## LISTED ENTRIES

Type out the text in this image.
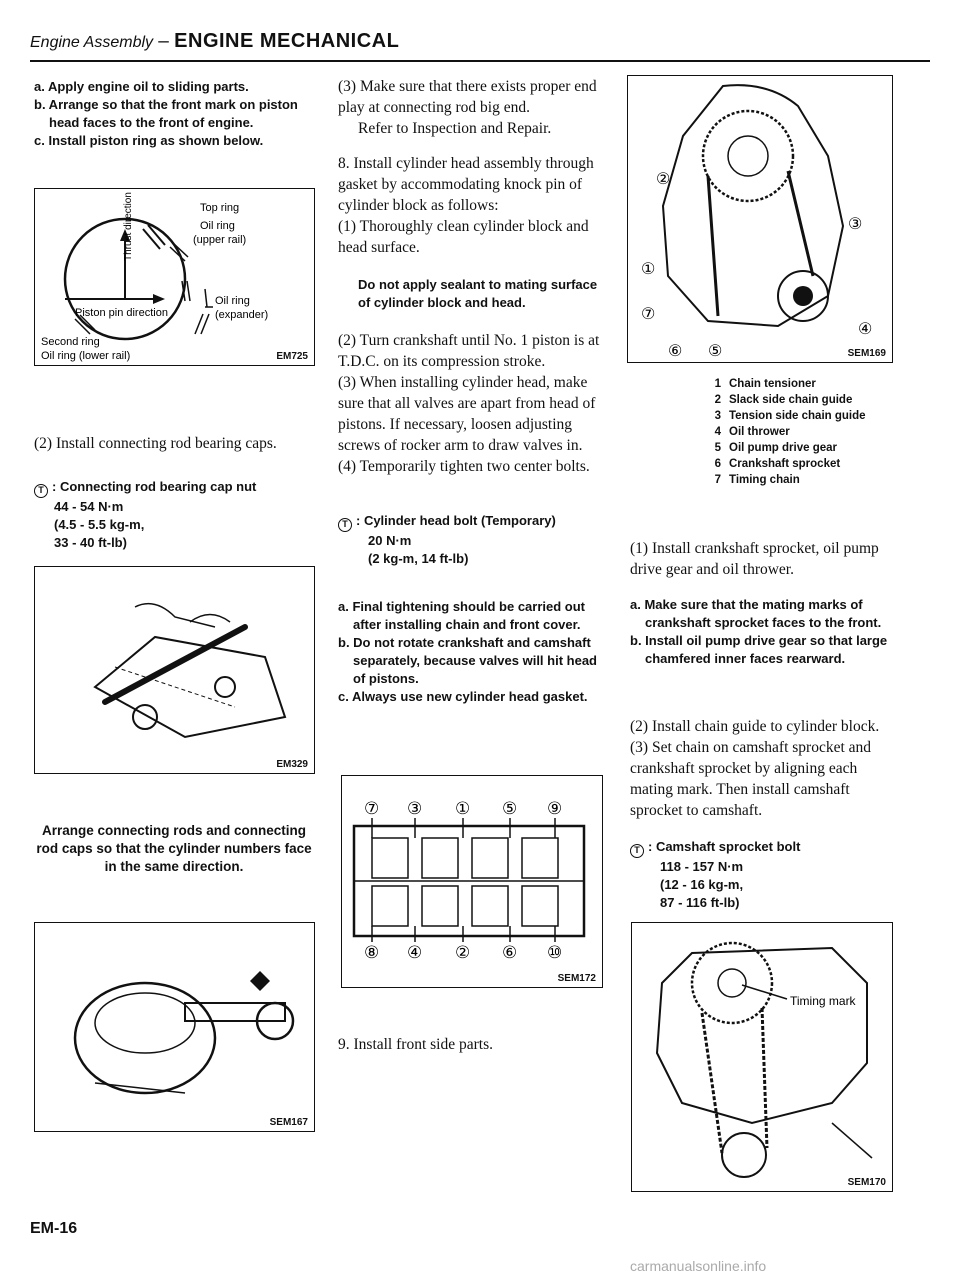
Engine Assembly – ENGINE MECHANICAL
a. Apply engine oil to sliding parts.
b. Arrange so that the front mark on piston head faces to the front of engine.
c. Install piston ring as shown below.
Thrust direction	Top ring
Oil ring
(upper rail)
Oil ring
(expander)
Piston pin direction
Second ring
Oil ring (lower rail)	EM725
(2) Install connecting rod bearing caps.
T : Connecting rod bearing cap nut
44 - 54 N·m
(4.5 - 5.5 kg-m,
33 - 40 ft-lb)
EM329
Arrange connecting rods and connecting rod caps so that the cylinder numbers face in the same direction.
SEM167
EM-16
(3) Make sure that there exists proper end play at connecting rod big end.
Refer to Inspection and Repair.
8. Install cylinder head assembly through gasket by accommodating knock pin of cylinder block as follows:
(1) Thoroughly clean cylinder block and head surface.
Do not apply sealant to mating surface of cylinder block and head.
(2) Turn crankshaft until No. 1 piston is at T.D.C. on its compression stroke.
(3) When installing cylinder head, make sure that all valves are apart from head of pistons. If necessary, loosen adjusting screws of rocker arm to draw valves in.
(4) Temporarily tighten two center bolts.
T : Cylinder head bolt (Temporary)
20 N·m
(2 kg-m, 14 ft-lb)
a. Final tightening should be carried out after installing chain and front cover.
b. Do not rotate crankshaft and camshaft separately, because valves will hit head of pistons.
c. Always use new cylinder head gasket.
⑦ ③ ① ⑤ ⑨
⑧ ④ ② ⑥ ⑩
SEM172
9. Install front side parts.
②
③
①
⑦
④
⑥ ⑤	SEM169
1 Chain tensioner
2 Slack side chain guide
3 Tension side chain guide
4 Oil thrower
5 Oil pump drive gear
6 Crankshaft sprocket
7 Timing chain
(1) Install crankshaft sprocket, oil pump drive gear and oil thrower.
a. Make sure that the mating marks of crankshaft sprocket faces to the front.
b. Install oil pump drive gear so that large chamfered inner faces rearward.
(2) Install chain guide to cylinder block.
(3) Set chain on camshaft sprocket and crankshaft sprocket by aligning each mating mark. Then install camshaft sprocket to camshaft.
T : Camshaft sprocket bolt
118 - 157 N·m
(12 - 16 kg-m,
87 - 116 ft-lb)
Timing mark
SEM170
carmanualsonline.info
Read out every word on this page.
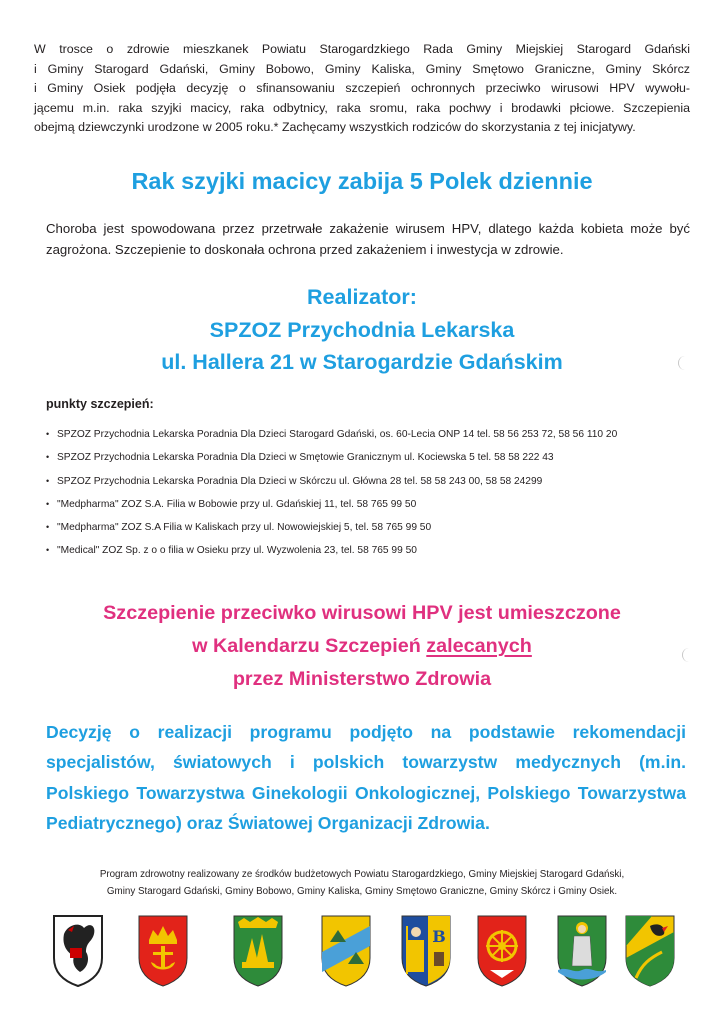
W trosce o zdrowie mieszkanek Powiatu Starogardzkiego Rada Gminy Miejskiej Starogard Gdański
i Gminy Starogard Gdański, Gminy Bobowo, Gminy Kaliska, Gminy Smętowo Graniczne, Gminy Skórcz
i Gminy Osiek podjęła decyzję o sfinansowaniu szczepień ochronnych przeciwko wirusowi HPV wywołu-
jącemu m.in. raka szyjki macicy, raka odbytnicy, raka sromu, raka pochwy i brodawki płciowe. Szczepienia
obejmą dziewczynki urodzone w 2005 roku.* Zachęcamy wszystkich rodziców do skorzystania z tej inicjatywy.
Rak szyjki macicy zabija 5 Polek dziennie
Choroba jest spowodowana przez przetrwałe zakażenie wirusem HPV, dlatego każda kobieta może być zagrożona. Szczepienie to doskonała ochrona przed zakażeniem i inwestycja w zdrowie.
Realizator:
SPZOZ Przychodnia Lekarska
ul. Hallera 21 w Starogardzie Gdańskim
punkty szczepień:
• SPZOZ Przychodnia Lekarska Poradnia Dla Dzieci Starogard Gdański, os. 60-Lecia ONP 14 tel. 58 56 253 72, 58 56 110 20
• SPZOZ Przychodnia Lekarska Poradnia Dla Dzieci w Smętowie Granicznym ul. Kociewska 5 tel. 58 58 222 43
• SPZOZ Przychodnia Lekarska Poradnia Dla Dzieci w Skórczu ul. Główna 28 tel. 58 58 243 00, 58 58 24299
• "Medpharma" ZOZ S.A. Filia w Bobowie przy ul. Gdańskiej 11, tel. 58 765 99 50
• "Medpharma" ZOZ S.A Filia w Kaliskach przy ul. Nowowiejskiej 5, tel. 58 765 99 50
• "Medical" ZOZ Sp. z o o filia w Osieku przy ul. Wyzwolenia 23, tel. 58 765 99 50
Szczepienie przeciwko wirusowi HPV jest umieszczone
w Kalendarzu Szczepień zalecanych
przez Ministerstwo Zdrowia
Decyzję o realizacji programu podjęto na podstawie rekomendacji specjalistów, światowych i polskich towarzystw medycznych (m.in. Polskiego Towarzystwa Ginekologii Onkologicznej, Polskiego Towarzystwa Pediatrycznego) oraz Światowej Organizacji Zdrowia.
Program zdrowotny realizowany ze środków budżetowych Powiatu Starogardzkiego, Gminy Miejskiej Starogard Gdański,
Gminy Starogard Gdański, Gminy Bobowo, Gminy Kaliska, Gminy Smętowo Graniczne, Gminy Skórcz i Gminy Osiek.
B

## TASK BRIEF
Using the records above, copy each line that contains "bearing".

## TASK SOLUTION
(2) Install connecting rod bearing caps.
T : Connecting rod bearing cap nut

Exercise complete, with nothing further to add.